== SOAL ==
Sebutkan semua besaran berangka yang tercantum dalam kutipan tentang sloth di bawah ini.

== KUTIPAN YANG DIBERIKAN ==

Makhluk ini sangat mengherankan. Kebiasaan utama satu-satunya adalah bermalas-malasan. Dia tidur atau beristirahat rata-rata duapuluh jam sehari. Sloth paling sibuk pada saat matahari terbenam. Sibuk di sini harap diartikan sebagai sibuk yang sesantai-santainya. Dia akan bergerak sepanjang batang pohon dalam posisi khas Sloth, bergelantungan terbalik dengan badan di atas dan kepala di bawah, pada kecepatan sekitar empatratus meter per jam, kalau sedang termotivasi, yang berarti empat ratus empat puluh kali lebih lamban daripada seekor cheetah yang termotivasi. Kalau sedang tak termotivasi, dia hanya bergerak empat sampai lima meter per jam.

[Anotasi elemen halaman]
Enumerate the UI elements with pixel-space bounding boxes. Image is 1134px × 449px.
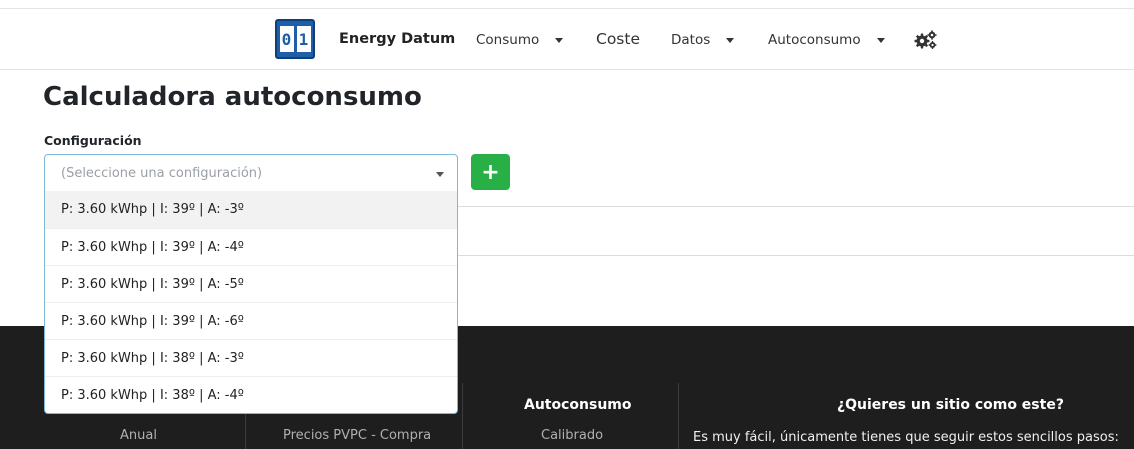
- gears-icon[interactable]: [914, 30, 938, 50]
- top-navbar: 0 1 Energy Datum Consumo Coste Datos Aut…: [0, 8, 1134, 70]
- chevron-down-icon: [726, 37, 735, 43]
- footer-site-text: Es muy fácil, únicamente tienes que segu…: [693, 430, 1119, 445]
- configuration-label: Configuración: [44, 133, 142, 148]
- page: 0 1 Energy Datum Consumo Coste Datos Aut…: [0, 0, 1134, 449]
- option-item[interactable]: P: 3.60 kWhp | I: 38º | A: -4º: [45, 376, 457, 413]
- footer-divider: [462, 383, 463, 449]
- footer-divider: [678, 383, 679, 449]
- footer-heading-site: ¿Quieres un sitio como este?: [837, 397, 1064, 413]
- add-configuration-button[interactable]: +: [471, 154, 510, 190]
- nav-datos-label: Datos: [671, 32, 711, 48]
- page-title: Calculadora autoconsumo: [43, 82, 422, 112]
- footer-link-calibrado[interactable]: Calibrado: [541, 428, 603, 443]
- nav-coste[interactable]: Coste: [596, 30, 640, 48]
- option-item[interactable]: P: 3.60 kWhp | I: 38º | A: -3º: [45, 339, 457, 376]
- option-item[interactable]: P: 3.60 kWhp | I: 39º | A: -4º: [45, 228, 457, 265]
- brand-name[interactable]: Energy Datum: [339, 31, 455, 47]
- select-placeholder: (Seleccione una configuración): [61, 166, 263, 181]
- logo-digit-1: 1: [296, 26, 311, 52]
- option-item[interactable]: P: 3.60 kWhp | I: 39º | A: -5º: [45, 265, 457, 302]
- footer-link-pvpc[interactable]: Precios PVPC - Compra: [283, 428, 431, 443]
- option-item[interactable]: P: 3.60 kWhp | I: 39º | A: -3º: [45, 191, 457, 228]
- dropdown-arrow-icon: [436, 172, 444, 177]
- footer-link-anual[interactable]: Anual: [120, 428, 157, 443]
- configuration-select[interactable]: (Seleccione una configuración): [44, 154, 458, 192]
- nav-coste-label: Coste: [596, 30, 640, 48]
- option-item[interactable]: P: 3.60 kWhp | I: 39º | A: -6º: [45, 302, 457, 339]
- chevron-down-icon: [876, 37, 885, 43]
- footer-heading-autoconsumo: Autoconsumo: [524, 397, 632, 413]
- nav-datos[interactable]: Datos: [671, 32, 735, 48]
- configuration-options-list: P: 3.60 kWhp | I: 39º | A: -3º P: 3.60 k…: [44, 191, 458, 414]
- logo-digit-0: 0: [279, 26, 294, 52]
- nav-consumo[interactable]: Consumo: [476, 32, 564, 48]
- nav-consumo-label: Consumo: [476, 32, 540, 48]
- nav-autoconsumo-label: Autoconsumo: [768, 32, 861, 48]
- nav-autoconsumo[interactable]: Autoconsumo: [768, 32, 885, 48]
- app-logo[interactable]: 0 1: [275, 19, 315, 59]
- chevron-down-icon: [555, 37, 564, 43]
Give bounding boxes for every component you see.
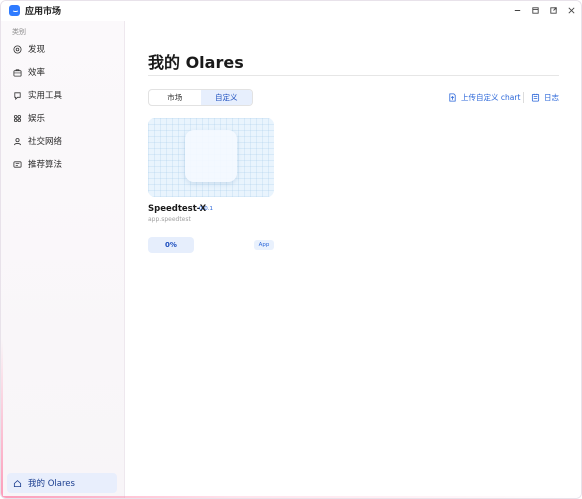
app-name: Speedtest-X — [148, 204, 207, 214]
sidebar-item-label: 实用工具 — [28, 91, 63, 101]
app-store-icon — [9, 5, 20, 16]
tool-icon — [13, 91, 22, 100]
people-icon — [13, 137, 22, 146]
edge-glow — [1, 338, 3, 498]
sidebar-item-my-olares[interactable]: 我的 Olares — [7, 473, 117, 493]
sidebar: 类别 发现 效率 实用工具 娱乐 社交网络 推荐算法 我的 Olares — [1, 21, 125, 498]
app-placeholder-icon — [185, 130, 237, 182]
tab-market[interactable]: 市场 — [149, 90, 201, 105]
sidebar-item-label: 娱乐 — [28, 114, 46, 124]
action-separator — [523, 92, 524, 103]
compass-icon — [13, 44, 22, 54]
briefcase-icon — [13, 68, 22, 77]
maximize-icon[interactable] — [529, 4, 541, 16]
sidebar-item-algorithm[interactable]: 推荐算法 — [7, 154, 117, 174]
upload-icon — [449, 93, 456, 102]
sidebar-item-label: 效率 — [28, 68, 46, 78]
sidebar-item-label: 社交网络 — [28, 137, 63, 147]
detach-icon[interactable] — [547, 4, 559, 16]
sidebar-item-label: 发现 — [28, 45, 46, 55]
upload-chart-label: 上传自定义 chart — [461, 93, 521, 102]
page-title: 我的 Olares — [148, 53, 244, 72]
sidebar-section-label: 类别 — [12, 28, 26, 36]
home-icon — [13, 479, 22, 488]
sidebar-item-utilities[interactable]: 实用工具 — [7, 85, 117, 105]
divider — [148, 75, 559, 76]
tab-custom[interactable]: 自定义 — [200, 90, 252, 105]
sidebar-item-discover[interactable]: 发现 — [7, 39, 117, 59]
minimize-icon[interactable] — [511, 4, 523, 16]
sidebar-item-label: 我的 Olares — [28, 479, 75, 489]
sidebar-item-entertainment[interactable]: 娱乐 — [7, 108, 117, 128]
close-icon[interactable] — [565, 4, 577, 16]
window-controls — [511, 4, 577, 16]
app-card-image[interactable] — [148, 118, 274, 197]
log-icon — [531, 93, 540, 102]
sidebar-item-social[interactable]: 社交网络 — [7, 131, 117, 151]
app-type-badge: App — [254, 240, 274, 250]
app-window: 应用市场 类别 发现 效率 实用工具 娱乐 社交网络 推荐算法 我的 Olare… — [0, 0, 582, 499]
log-button[interactable]: 日志 — [531, 92, 559, 103]
game-icon — [13, 114, 22, 123]
install-progress-button[interactable]: 0% — [148, 237, 194, 253]
app-version: 0.0.1 — [199, 206, 213, 212]
edge-glow-bottom — [1, 496, 581, 498]
sidebar-item-label: 推荐算法 — [28, 160, 63, 170]
tab-switcher: 市场 自定义 — [148, 89, 253, 106]
log-label: 日志 — [544, 93, 559, 102]
main-content: 我的 Olares 市场 自定义 上传自定义 chart 日志 Speedtes… — [126, 21, 581, 498]
algorithm-icon — [13, 160, 22, 169]
window-title: 应用市场 — [25, 7, 62, 17]
app-id: app.speedtest — [148, 216, 191, 223]
sidebar-item-productivity[interactable]: 效率 — [7, 62, 117, 82]
upload-chart-button[interactable]: 上传自定义 chart — [448, 92, 520, 103]
title-bar: 应用市场 — [1, 1, 581, 21]
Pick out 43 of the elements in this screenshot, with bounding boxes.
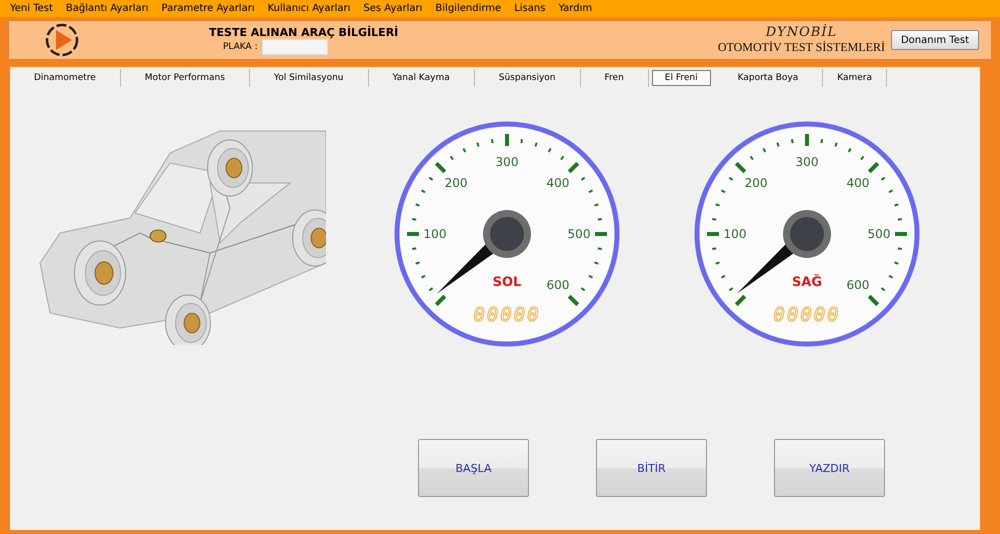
menu-item[interactable]: Yardım [558, 3, 592, 14]
tab[interactable]: Kamera [823, 69, 887, 87]
brand-subtitle: OTOMOTİV TEST SİSTEMLERİ [718, 40, 885, 55]
gauge-scale-label: 100 [724, 227, 746, 241]
gauge-side-label: SAĞ [792, 275, 822, 290]
action-button[interactable]: BİTİR [596, 439, 707, 497]
gauge-digital-display: 00000 [473, 304, 541, 326]
gauge-scale-label: 400 [546, 176, 570, 190]
gauge-scale-label: 100 [424, 227, 446, 241]
gauge-side-label: SOL [492, 275, 522, 290]
gauge-scale-label: 300 [796, 155, 818, 169]
action-button[interactable]: YAZDIR [774, 439, 885, 497]
gauge-scale-label: 500 [568, 227, 590, 241]
tab[interactable]: Fren [580, 69, 649, 87]
gauge-scale-label: 300 [496, 155, 518, 169]
gauge-scale-label: 400 [846, 176, 870, 190]
tab[interactable]: Dinamometre [10, 69, 121, 87]
plate-input[interactable] [262, 38, 328, 54]
vehicle-info-title: TESTE ALINAN ARAÇ BİLGİLERİ [209, 26, 398, 38]
menu-item[interactable]: Ses Ayarları [363, 3, 422, 14]
menu-item[interactable]: Parametre Ayarları [162, 3, 255, 14]
gauge-scale-label: 500 [868, 227, 890, 241]
menu-item[interactable]: Bağlantı Ayarları [66, 3, 148, 14]
plate-label: PLAKA : [223, 42, 258, 52]
gauge-scale-label: 200 [444, 176, 468, 190]
tab[interactable]: Motor Performans [120, 69, 250, 87]
tab[interactable]: Yanal Kayma [368, 69, 475, 87]
gauge-scale-label: 200 [744, 176, 768, 190]
action-button[interactable]: BAŞLA [418, 439, 529, 497]
gauge-scale-label: 600 [546, 278, 570, 292]
menu-item[interactable]: Lisans [514, 3, 546, 14]
tab[interactable]: Süspansiyon [474, 69, 581, 87]
gauge-scale-label: 600 [846, 278, 870, 292]
gauge-digital-display: 00000 [773, 304, 841, 326]
menu-item[interactable]: Kullanıcı Ayarları [268, 3, 350, 14]
hardware-test-button[interactable]: Donanım Test [890, 30, 979, 50]
tab[interactable]: Kaporta Boya [714, 69, 824, 87]
brand-name: DYNOBİL [766, 25, 838, 40]
menu-item[interactable]: Bilgilendirme [435, 3, 502, 14]
menu-item[interactable]: Yeni Test [10, 3, 53, 14]
play-icon [45, 23, 79, 57]
tab[interactable]: Yol Similasyonu [250, 69, 369, 87]
tab[interactable]: El Freni [652, 70, 711, 86]
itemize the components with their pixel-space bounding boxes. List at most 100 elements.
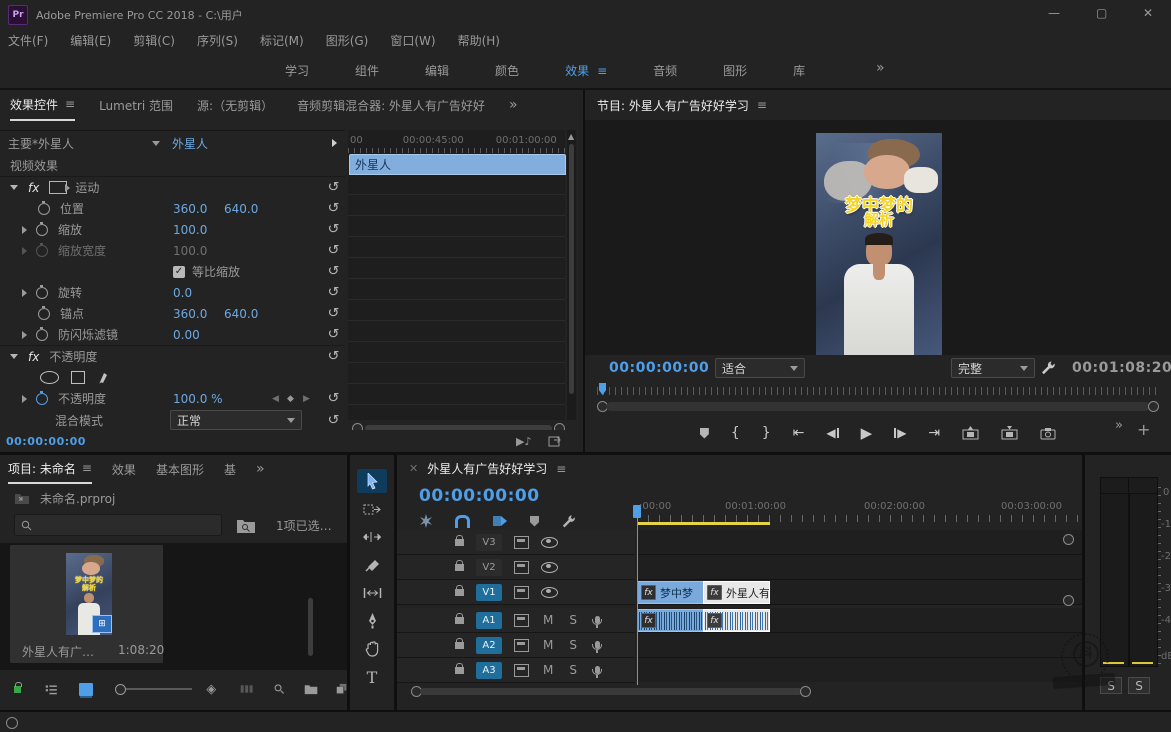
settings-wrench-icon[interactable] <box>1040 360 1056 376</box>
menu-edit[interactable]: 编辑(E) <box>70 32 111 49</box>
ec-row-scale-width[interactable]: 缩放宽度 100.0 ↺ <box>0 240 345 261</box>
track-lane-v3[interactable] <box>637 530 1082 555</box>
new-bin-icon[interactable] <box>304 682 318 696</box>
item-name[interactable]: 外星人有广… <box>22 643 110 660</box>
minimize-button[interactable]: — <box>1048 6 1060 20</box>
ec-mini-ruler[interactable]: 00 00:00:45:00 00:01:00:00 <box>348 135 565 146</box>
sort-icons-icon[interactable]: ◈ <box>206 682 216 697</box>
stopwatch-icon[interactable] <box>38 203 50 215</box>
ec-section-video-effects[interactable]: 视频效果 <box>0 155 345 177</box>
workspace-tab-audio[interactable]: 音频 <box>653 62 677 79</box>
ripple-edit-tool[interactable] <box>357 525 387 549</box>
ec-row-anchor[interactable]: 锚点 360.0 640.0 ↺ <box>0 303 345 324</box>
lock-icon[interactable] <box>455 617 464 624</box>
panel-menu-icon[interactable]: ≡ <box>65 97 75 111</box>
reset-icon[interactable]: ↺ <box>327 413 339 428</box>
find-icon[interactable] <box>274 682 284 696</box>
divider-project-tools[interactable] <box>347 455 350 710</box>
project-item-selected[interactable]: 梦中梦的 解析 ⊞ 外星人有广… 1:08:20 <box>10 545 163 663</box>
workspace-tab-editing[interactable]: 编辑 <box>425 62 449 79</box>
timeline-horizontal-scrollbar[interactable] <box>411 685 811 697</box>
mute-button[interactable]: M <box>543 613 553 627</box>
chevron-right-icon[interactable] <box>22 395 27 403</box>
blend-mode-dropdown[interactable]: 正常 <box>170 410 302 430</box>
ec-row-antiflicker[interactable]: 防闪烁滤镜 0.00 ↺ <box>0 324 345 345</box>
value[interactable]: 100.0 % <box>173 392 223 406</box>
ec-row-opacity[interactable]: 不透明度 100.0 % ◀ ◆ ▶ ↺ <box>0 388 345 409</box>
stopwatch-icon[interactable] <box>38 308 50 320</box>
stopwatch-icon[interactable] <box>36 224 48 236</box>
lock-icon[interactable] <box>455 564 464 571</box>
reset-icon[interactable]: ↺ <box>327 243 339 258</box>
workspace-tab-effects[interactable]: 效果 <box>565 62 589 79</box>
sync-lock-icon[interactable] <box>514 536 529 549</box>
reset-icon[interactable]: ↺ <box>327 327 339 342</box>
reset-icon[interactable]: ↺ <box>327 264 339 279</box>
ec-vertical-scrollbar[interactable]: ▲ <box>567 130 576 420</box>
tab-source-monitor[interactable]: 源:（无剪辑） <box>197 97 273 114</box>
ec-row-uniform-scale[interactable]: ✓ 等比缩放 ↺ <box>0 261 345 282</box>
toggle-timeline-view-icon[interactable] <box>548 434 562 447</box>
icon-view-icon[interactable] <box>79 683 92 696</box>
scroll-handle-right[interactable] <box>1148 401 1159 412</box>
workspace-tab-color[interactable]: 颜色 <box>495 62 519 79</box>
chevron-right-icon[interactable] <box>22 331 27 339</box>
play-audio-icon[interactable]: ▶♪ <box>516 435 531 448</box>
timeline-ruler[interactable]: :00:00 00:01:00:00 00:02:00:00 00:03:00:… <box>637 495 1082 527</box>
clip-v1-dream[interactable]: fx 梦中梦 <box>637 581 704 604</box>
reset-icon[interactable]: ↺ <box>327 349 339 364</box>
tabbar-overflow-icon[interactable]: » <box>256 461 265 477</box>
voiceover-record-icon[interactable] <box>595 666 600 674</box>
close-panel-icon[interactable]: ✕ <box>409 462 418 475</box>
tab-project[interactable]: 项目: 未命名 <box>8 460 76 477</box>
reset-icon[interactable]: ↺ <box>327 201 339 216</box>
menu-clip[interactable]: 剪辑(C) <box>133 32 175 49</box>
voiceover-record-icon[interactable] <box>595 641 600 649</box>
pen-mask-icon[interactable] <box>97 371 111 385</box>
mute-button[interactable]: M <box>543 638 553 652</box>
prev-keyframe-icon[interactable]: ◀ <box>272 394 279 404</box>
panel-menu-icon[interactable]: ≡ <box>82 461 92 475</box>
tab-effects[interactable]: 效果 <box>112 461 136 478</box>
scroll-track[interactable] <box>606 402 1150 411</box>
divider-horizontal[interactable] <box>0 452 1171 455</box>
value[interactable]: 0.0 <box>173 286 192 300</box>
ec-row-position[interactable]: 位置 360.0 640.0 ↺ <box>0 198 345 219</box>
button-editor-icon[interactable]: + <box>1137 420 1150 439</box>
add-keyframe-icon[interactable]: ◆ <box>287 394 294 404</box>
lock-icon[interactable] <box>455 642 464 649</box>
solo-right-button[interactable]: S <box>1128 677 1150 694</box>
scroll-up-icon[interactable]: ▲ <box>568 132 574 141</box>
tab-sequence[interactable]: 外星人有广告好好学习 <box>427 460 547 477</box>
panel-menu-icon[interactable]: ≡ <box>757 98 767 112</box>
mute-button[interactable]: M <box>543 663 553 677</box>
sync-lock-icon[interactable] <box>514 561 529 574</box>
list-view-icon[interactable] <box>45 683 58 696</box>
ec-master-label[interactable]: 主要*外星人 <box>8 135 74 152</box>
ec-row-scale[interactable]: 缩放 100.0 ↺ <box>0 219 345 240</box>
playback-resolution-dropdown[interactable]: 完整 <box>951 358 1035 378</box>
value[interactable]: 100.0 <box>173 223 207 237</box>
ec-row-motion[interactable]: fx 运动 ↺ <box>0 177 345 198</box>
ec-row-rotation[interactable]: 旋转 0.0 ↺ <box>0 282 345 303</box>
razor-tool[interactable] <box>357 553 387 577</box>
divider-timeline-meters[interactable] <box>1082 455 1085 710</box>
menu-help[interactable]: 帮助(H) <box>458 32 500 49</box>
vscroll-handle-top[interactable] <box>1063 534 1074 545</box>
solo-button[interactable]: S <box>569 613 577 627</box>
workspace-tab-learning[interactable]: 学习 <box>285 62 309 79</box>
ec-row-blend-mode[interactable]: 混合模式 正常 ↺ <box>0 409 345 431</box>
value-y[interactable]: 640.0 <box>224 307 258 321</box>
mark-out-icon[interactable]: } <box>762 425 771 441</box>
chevron-right-icon[interactable] <box>22 247 27 255</box>
toggle-track-output-icon[interactable] <box>541 537 558 548</box>
slip-tool[interactable] <box>357 581 387 605</box>
chevron-down-icon[interactable] <box>10 185 18 190</box>
ec-clip-bar[interactable]: 外星人 <box>349 154 566 175</box>
item-thumbnail[interactable]: 梦中梦的 解析 ⊞ <box>66 553 112 635</box>
type-tool[interactable]: T <box>357 665 387 689</box>
panel-menu-icon[interactable]: ≡ <box>556 462 566 476</box>
workspace-tab-assembly[interactable]: 组件 <box>355 62 379 79</box>
ellipse-mask-icon[interactable] <box>40 371 59 384</box>
new-item-icon[interactable] <box>336 682 347 696</box>
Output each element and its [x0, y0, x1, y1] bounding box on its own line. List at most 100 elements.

== JAWABAN TERTULIS ==
- duapuluh jam sehari
- empatratus meter per jam
- empat ratus empat puluh kali
- empat sampai lima meter per jam